==== Material shown
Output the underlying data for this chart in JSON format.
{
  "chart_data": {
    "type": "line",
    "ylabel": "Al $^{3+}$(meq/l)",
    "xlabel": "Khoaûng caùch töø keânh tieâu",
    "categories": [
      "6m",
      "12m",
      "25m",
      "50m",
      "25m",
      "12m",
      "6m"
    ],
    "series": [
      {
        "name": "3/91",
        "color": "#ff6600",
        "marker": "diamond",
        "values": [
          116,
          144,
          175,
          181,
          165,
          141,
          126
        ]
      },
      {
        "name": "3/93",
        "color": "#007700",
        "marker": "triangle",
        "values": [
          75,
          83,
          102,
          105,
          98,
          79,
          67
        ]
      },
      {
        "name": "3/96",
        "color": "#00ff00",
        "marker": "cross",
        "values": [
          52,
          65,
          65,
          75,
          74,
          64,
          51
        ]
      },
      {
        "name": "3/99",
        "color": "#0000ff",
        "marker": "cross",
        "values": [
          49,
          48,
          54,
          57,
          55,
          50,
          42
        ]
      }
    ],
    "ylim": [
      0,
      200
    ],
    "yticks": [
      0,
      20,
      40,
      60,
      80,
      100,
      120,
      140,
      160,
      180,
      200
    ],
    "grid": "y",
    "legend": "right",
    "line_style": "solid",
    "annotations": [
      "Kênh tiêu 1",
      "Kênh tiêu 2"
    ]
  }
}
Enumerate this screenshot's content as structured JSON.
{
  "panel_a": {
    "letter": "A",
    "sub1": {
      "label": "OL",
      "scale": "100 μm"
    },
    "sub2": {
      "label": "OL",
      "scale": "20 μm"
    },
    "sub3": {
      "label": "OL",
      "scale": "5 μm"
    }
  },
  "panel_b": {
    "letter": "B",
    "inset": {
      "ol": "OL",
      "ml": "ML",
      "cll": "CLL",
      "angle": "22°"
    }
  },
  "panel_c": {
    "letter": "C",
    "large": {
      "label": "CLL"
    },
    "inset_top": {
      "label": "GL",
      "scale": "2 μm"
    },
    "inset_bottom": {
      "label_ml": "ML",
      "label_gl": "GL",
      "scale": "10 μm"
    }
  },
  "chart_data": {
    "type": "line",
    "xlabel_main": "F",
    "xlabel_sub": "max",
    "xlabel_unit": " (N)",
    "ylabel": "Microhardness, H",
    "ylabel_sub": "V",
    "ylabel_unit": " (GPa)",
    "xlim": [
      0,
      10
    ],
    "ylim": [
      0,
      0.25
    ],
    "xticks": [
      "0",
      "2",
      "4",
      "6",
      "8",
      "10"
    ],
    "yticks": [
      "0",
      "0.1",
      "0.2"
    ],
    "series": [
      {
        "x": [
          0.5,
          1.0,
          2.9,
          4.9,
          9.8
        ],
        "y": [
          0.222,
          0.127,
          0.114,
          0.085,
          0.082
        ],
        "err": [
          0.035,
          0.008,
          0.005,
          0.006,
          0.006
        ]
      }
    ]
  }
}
========
To be done: Of all the lines above, how many contain the word "marker"? Give the number and nothing else.

Exercise response: 4